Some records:
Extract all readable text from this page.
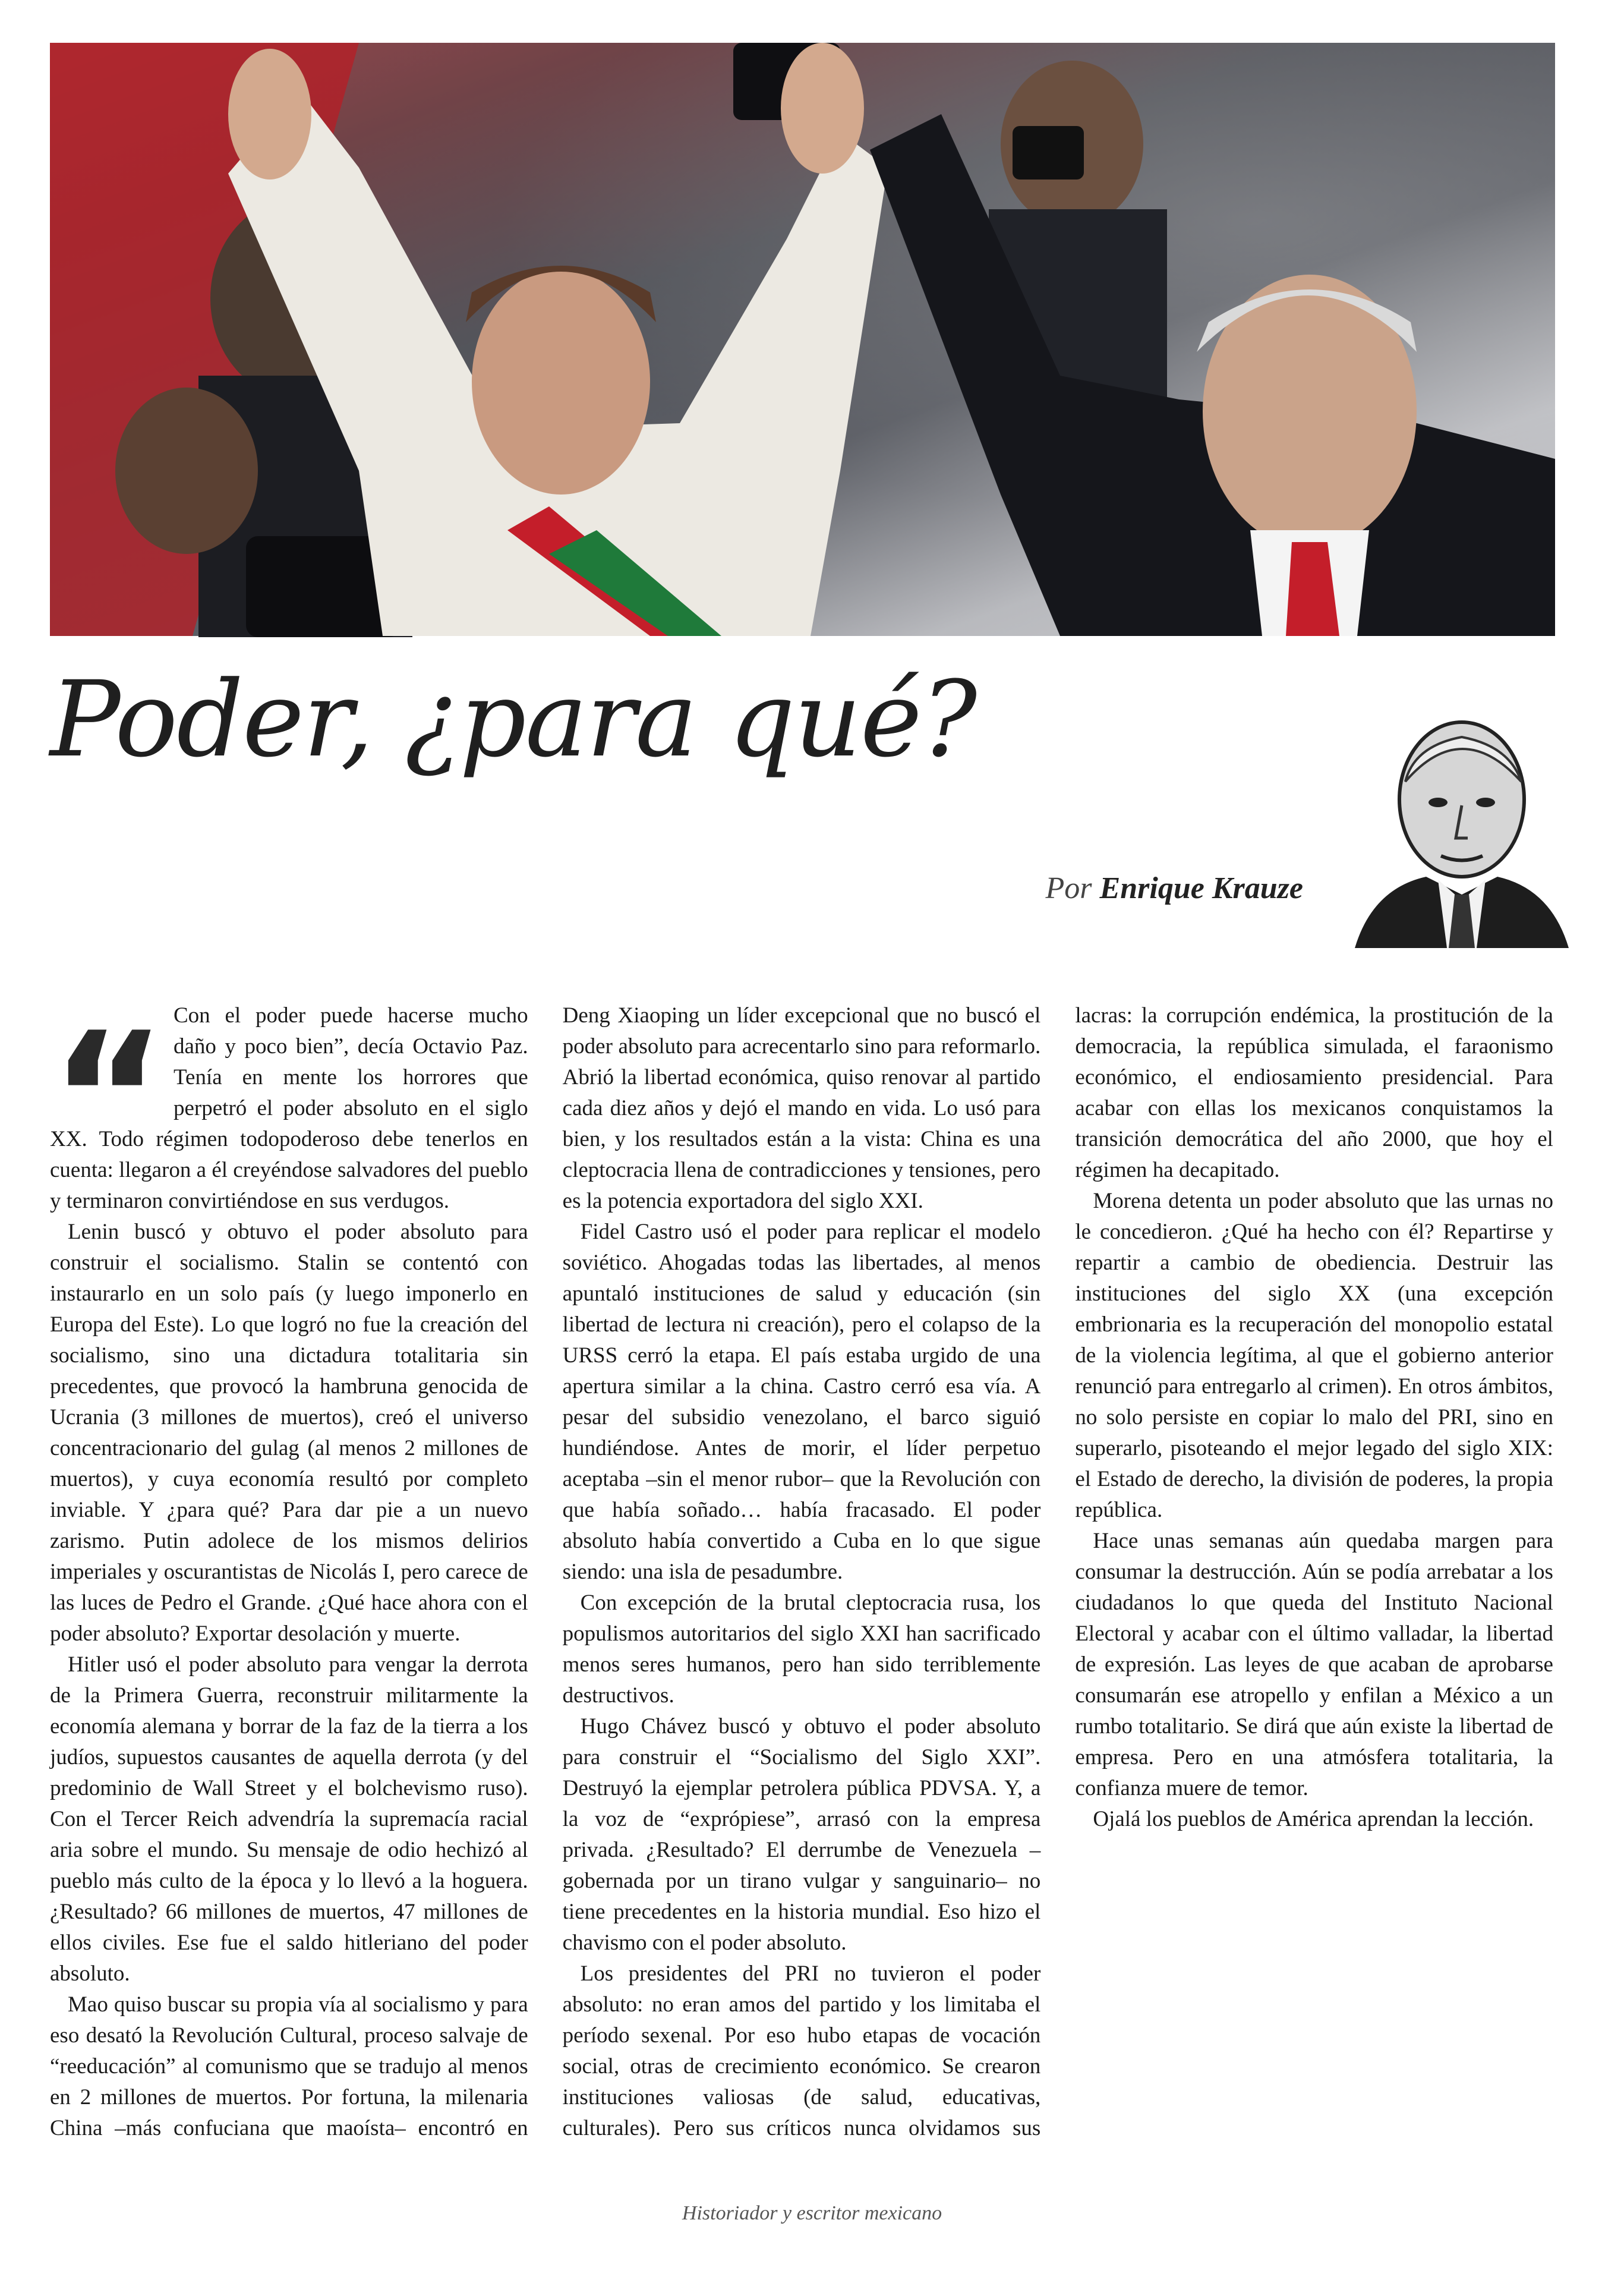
Poder, ¿para qué?
Por Enrique Krauze

“ Con el poder puede hacerse mucho daño y poco bien”, decía Octavio Paz. Tenía en mente los horrores que perpetró el poder absoluto en el siglo XX. Todo régimen todopoderoso debe tenerlos en cuenta: llegaron a él creyéndose salvadores del pueblo y terminaron convirtiéndose en sus verdugos.

Lenin buscó y obtuvo el poder absoluto para construir el socialismo. Stalin se contentó con instaurarlo en un solo país (y luego imponerlo en Europa del Este). Lo que logró no fue la creación del socialismo, sino una dictadura totalitaria sin precedentes, que provocó la hambruna genocida de Ucrania (3 millones de muertos), creó el universo concentracionario del gulag (al menos 2 millones de muertos), y cuya economía resultó por completo inviable. Y ¿para qué? Para dar pie a un nuevo zarismo. Putin adolece de los mismos delirios imperiales y oscurantistas de Nicolás I, pero carece de las luces de Pedro el Grande. ¿Qué hace ahora con el poder absoluto? Exportar desolación y muerte.

Hitler usó el poder absoluto para vengar la derrota de la Primera Guerra, reconstruir militarmente la economía alemana y borrar de la faz de la tierra a los judíos, supuestos causantes de aquella derrota (y del predominio de Wall Street y el bolchevismo ruso). Con el Tercer Reich advendría la supremacía racial aria sobre el mundo. Su mensaje de odio hechizó al pueblo más culto de la época y lo llevó a la hoguera. ¿Resultado? 66 millones de muertos, 47 millones de ellos civiles. Ese fue el saldo hitleriano del poder absoluto.

Mao quiso buscar su propia vía al socialismo y para eso desató la Revolución Cultural, proceso salvaje de “reeducación” al comunismo que se tradujo al menos en 2 millones de muertos. Por fortuna, la milenaria China –más confuciana que maoísta– encontró en Deng Xiaoping un líder excepcional que no buscó el poder absoluto para acrecentarlo sino para reformarlo. Abrió la libertad económica, quiso renovar al partido cada diez años y dejó el mando en vida. Lo usó para bien, y los resultados están a la vista: China es una cleptocracia llena de contradicciones y tensiones, pero es la potencia exportadora del siglo XXI.

Fidel Castro usó el poder para replicar el modelo soviético. Ahogadas todas las libertades, al menos apuntaló instituciones de salud y educación (sin libertad de lectura ni creación), pero el colapso de la URSS cerró la etapa. El país estaba urgido de una apertura similar a la china. Castro cerró esa vía. A pesar del subsidio venezolano, el barco siguió hundiéndose. Antes de morir, el líder perpetuo aceptaba –sin el menor rubor– que la Revolución con que había soñado… había fracasado. El poder absoluto había convertido a Cuba en lo que sigue siendo: una isla de pesadumbre.

Con excepción de la brutal cleptocracia rusa, los populismos autoritarios del siglo XXI han sacrificado menos seres humanos, pero han sido terriblemente destructivos.

Hugo Chávez buscó y obtuvo el poder absoluto para construir el “Socialismo del Siglo XXI”. Destruyó la ejemplar petrolera pública PDVSA. Y, a la voz de “exprópiese”, arrasó con la empresa privada. ¿Resultado? El derrumbe de Venezuela –gobernada por un tirano vulgar y sanguinario– no tiene precedentes en la historia mundial. Eso hizo el chavismo con el poder absoluto.

Los presidentes del PRI no tuvieron el poder absoluto: no eran amos del partido y los limitaba el período sexenal. Por eso hubo etapas de vocación social, otras de crecimiento económico. Se crearon instituciones valiosas (de salud, educativas, culturales). Pero sus críticos nunca olvidamos sus lacras: la corrupción endémica, la prostitución de la democracia, la república simulada, el faraonismo económico, el endiosamiento presidencial. Para acabar con ellas los mexicanos conquistamos la transición democrática del año 2000, que hoy el régimen ha decapitado.

Morena detenta un poder absoluto que las urnas no le concedieron. ¿Qué ha hecho con él? Repartirse y repartir a cambio de obediencia. Destruir las instituciones del siglo XX (una excepción embrionaria es la recuperación del monopolio estatal de la violencia legítima, al que el gobierno anterior renunció para entregarlo al crimen). En otros ámbitos, no solo persiste en copiar lo malo del PRI, sino en superarlo, pisoteando el mejor legado del siglo XIX: el Estado de derecho, la división de poderes, la propia república.

Hace unas semanas aún quedaba margen para consumar la destrucción. Aún se podía arrebatar a los ciudadanos lo que queda del Instituto Nacional Electoral y acabar con el último valladar, la libertad de expresión. Las leyes de que acaban de aprobarse consumarán ese atropello y enfilan a México a un rumbo totalitario. Se dirá que aún existe la libertad de empresa. Pero en una atmósfera totalitaria, la confianza muere de temor.

Ojalá los pueblos de América aprendan la lección.

Historiador y escritor mexicano
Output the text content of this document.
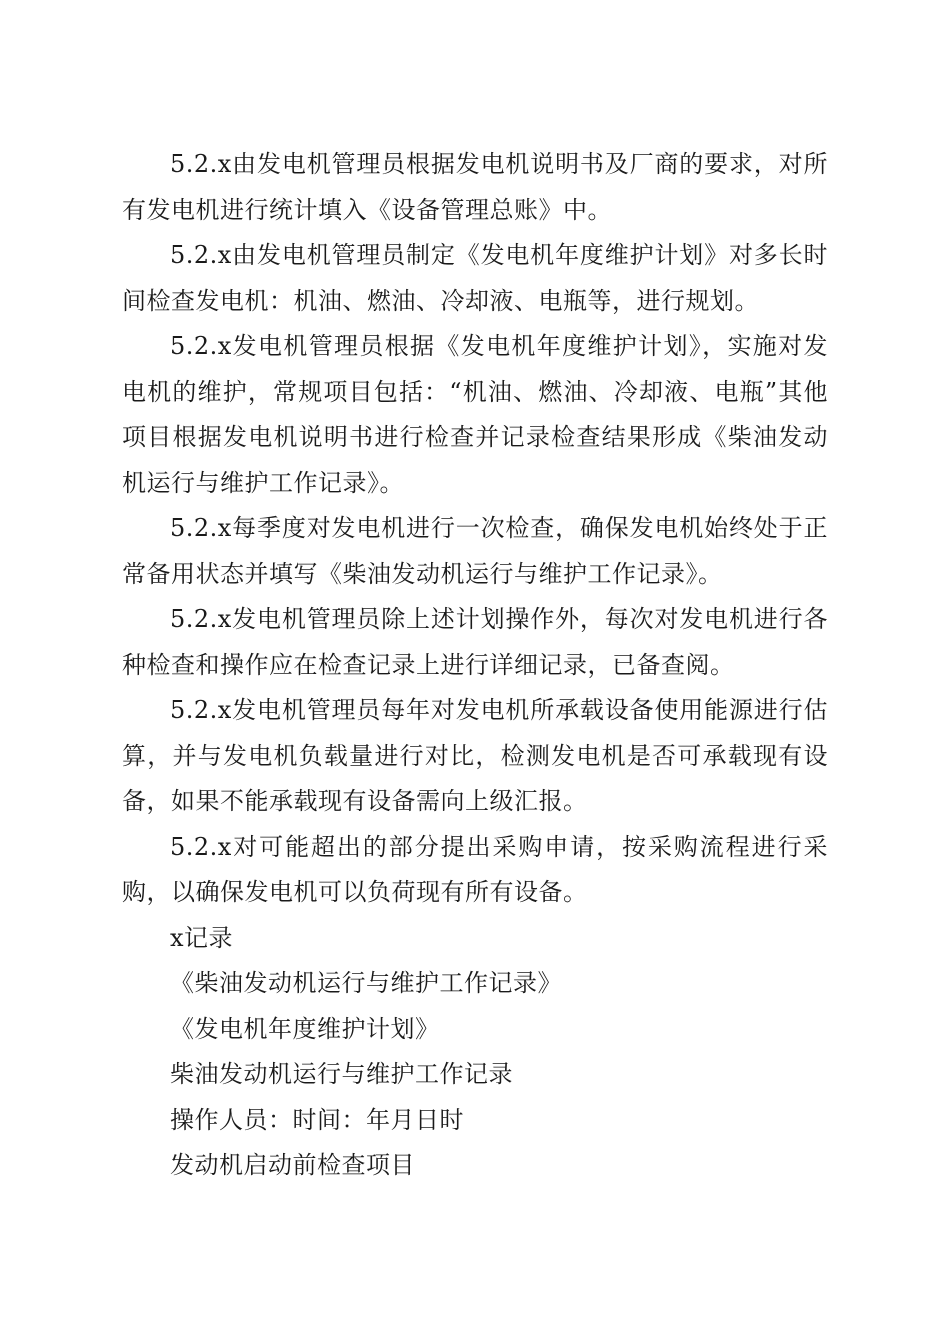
5.2.x由发电机管理员根据发电机说明书及厂商的要求，对所有发电机进行统计填入《设备管理总账》中。

5.2.x由发电机管理员制定《发电机年度维护计划》对多长时间检查发电机：机油、燃油、冷却液、电瓶等，进行规划。

5.2.x发电机管理员根据《发电机年度维护计划》，实施对发电机的维护，常规项目包括：“机油、燃油、冷却液、电瓶”其他项目根据发电机说明书进行检查并记录检查结果形成《柴油发动机运行与维护工作记录》。

5.2.x每季度对发电机进行一次检查，确保发电机始终处于正常备用状态并填写《柴油发动机运行与维护工作记录》。

5.2.x发电机管理员除上述计划操作外，每次对发电机进行各种检查和操作应在检查记录上进行详细记录，已备查阅。

5.2.x发电机管理员每年对发电机所承载设备使用能源进行估算，并与发电机负载量进行对比，检测发电机是否可承载现有设备，如果不能承载现有设备需向上级汇报。

5.2.x对可能超出的部分提出采购申请，按采购流程进行采购，以确保发电机可以负荷现有所有设备。

x记录

《柴油发动机运行与维护工作记录》

《发电机年度维护计划》

柴油发动机运行与维护工作记录

操作人员：时间：年月日时

发动机启动前检查项目
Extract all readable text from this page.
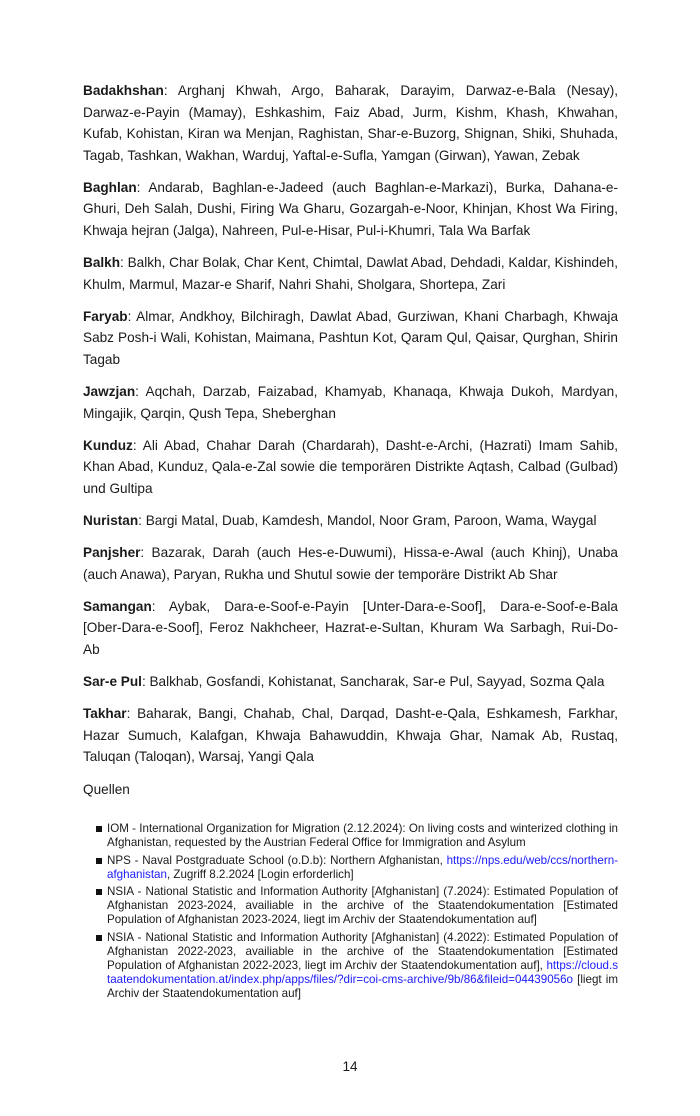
Badakhshan: Arghanj Khwah, Argo, Baharak, Darayim, Darwaz-e-Bala (Nesay), Darwaz-e-Payin (Mamay), Eshkashim, Faiz Abad, Jurm, Kishm, Khash, Khwahan, Kufab, Kohistan, Kiran wa Menjan, Raghistan, Shar-e-Buzorg, Shignan, Shiki, Shuhada, Tagab, Tashkan, Wakhan, Warduj, Yaftal-e-Sufla, Yamgan (Girwan), Yawan, Zebak

Baghlan: Andarab, Baghlan-e-Jadeed (auch Baghlan-e-Markazi), Burka, Dahana-e-Ghuri, Deh Salah, Dushi, Firing Wa Gharu, Gozargah-e-Noor, Khinjan, Khost Wa Firing, Khwaja hejran (Jalga), Nahreen, Pul-e-Hisar, Pul-i-Khumri, Tala Wa Barfak

Balkh: Balkh, Char Bolak, Char Kent, Chimtal, Dawlat Abad, Dehdadi, Kaldar, Kishindeh, Khulm, Marmul, Mazar-e Sharif, Nahri Shahi, Sholgara, Shortepa, Zari

Faryab: Almar, Andkhoy, Bilchiragh, Dawlat Abad, Gurziwan, Khani Charbagh, Khwaja Sabz Posh-i Wali, Kohistan, Maimana, Pashtun Kot, Qaram Qul, Qaisar, Qurghan, Shirin Tagab

Jawzjan: Aqchah, Darzab, Faizabad, Khamyab, Khanaqa, Khwaja Dukoh, Mardyan, Mingajik, Qarqin, Qush Tepa, Sheberghan

Kunduz: Ali Abad, Chahar Darah (Chardarah), Dasht-e-Archi, (Hazrati) Imam Sahib, Khan Abad, Kunduz, Qala-e-Zal sowie die temporären Distrikte Aqtash, Calbad (Gulbad) und Gultipa

Nuristan: Bargi Matal, Duab, Kamdesh, Mandol, Noor Gram, Paroon, Wama, Waygal

Panjsher: Bazarak, Darah (auch Hes-e-Duwumi), Hissa-e-Awal (auch Khinj), Unaba (auch Anawa), Paryan, Rukha und Shutul sowie der temporäre Distrikt Ab Shar

Samangan: Aybak, Dara-e-Soof-e-Payin [Unter-Dara-e-Soof], Dara-e-Soof-e-Bala [Ober-Dara-e-Soof], Feroz Nakhcheer, Hazrat-e-Sultan, Khuram Wa Sarbagh, Rui-Do-Ab

Sar-e Pul: Balkhab, Gosfandi, Kohistanat, Sancharak, Sar-e Pul, Sayyad, Sozma Qala

Takhar: Baharak, Bangi, Chahab, Chal, Darqad, Dasht-e-Qala, Eshkamesh, Farkhar, Hazar Sumuch, Kalafgan, Khwaja Bahawuddin, Khwaja Ghar, Namak Ab, Rustaq, Taluqan (Taloqan), Warsaj, Yangi Qala

Quellen
IOM - International Organization for Migration (2.12.2024): On living costs and winterized clothing in Afghanistan, requested by the Austrian Federal Office for Immigration and Asylum
NPS - Naval Postgraduate School (o.D.b): Northern Afghanistan, https://nps.edu/web/ccs/northern-afghanistan, Zugriff 8.2.2024 [Login erforderlich]
NSIA - National Statistic and Information Authority [Afghanistan] (7.2024): Estimated Population of Afghanistan 2023-2024, availiable in the archive of the Staatendokumentation [Estimated Population of Afghanistan 2023-2024, liegt im Archiv der Staatendokumentation auf]
NSIA - National Statistic and Information Authority [Afghanistan] (4.2022): Estimated Population of Afghanistan 2022-2023, availiable in the archive of the Staatendokumentation [Estimated Population of Afghanistan 2022-2023, liegt im Archiv der Staatendokumentation auf], https://cloud.staatendokumentation.at/index.php/apps/files/?dir=coi-cms-archive/9b/86&fileid=04439056o [liegt im Archiv der Staatendokumentation auf]
14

§ **Aim of the task**
Work out how many lines above contain the word "柴油发动机运行与维护工作记录". Give only the number.

§ **Response**
4